Quote the entries that follow exactly, leaving none out.

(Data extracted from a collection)
□ □ □

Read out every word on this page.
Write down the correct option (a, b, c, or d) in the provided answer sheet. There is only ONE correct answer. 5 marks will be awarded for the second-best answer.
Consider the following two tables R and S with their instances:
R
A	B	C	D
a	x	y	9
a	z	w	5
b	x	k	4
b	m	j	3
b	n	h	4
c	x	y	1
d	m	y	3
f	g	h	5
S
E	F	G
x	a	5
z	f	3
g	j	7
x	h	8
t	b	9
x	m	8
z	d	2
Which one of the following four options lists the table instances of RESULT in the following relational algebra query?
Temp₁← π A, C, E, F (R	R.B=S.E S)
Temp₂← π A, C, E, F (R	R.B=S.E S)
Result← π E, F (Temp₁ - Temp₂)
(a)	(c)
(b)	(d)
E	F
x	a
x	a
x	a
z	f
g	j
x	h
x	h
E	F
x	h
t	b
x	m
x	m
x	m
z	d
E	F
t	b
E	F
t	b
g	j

□ □ □

> Exercise answer:
Read out every word on this page.
Write down the correct option (a, b, c, or d) in the provided answer sheet. There is only ONE correct answer. 5 marks will be awarded for the second-best answer.
Consider the following two tables R and S with their instances:
R
A	B	C	D
a	x	y	9
a	z	w	5
b	x	k	4
b	m	j	3
b	n	h	4
c	x	y	1
d	m	y	3
f	g	h	5
S
E	F	G
x	a	5
z	f	3
g	j	7
x	h	8
t	b	9
x	m	8
z	d	2
Which one of the following four options lists the table instances of RESULT in the following relational algebra query?
Temp₁← π A, C, E, F (R	R.B=S.E S)
Temp₂← π A, C, E, F (R	R.B=S.E S)
Result← π E, F (Temp₁ - Temp₂)
(a)	(c)
(b)	(d)
E	F
x	a
x	a
x	a
z	f
g	j
x	h
x	h
E	F
x	h
t	b
x	m
x	m
x	m
z	d
E	F
t	b
E	F
t	b
g	j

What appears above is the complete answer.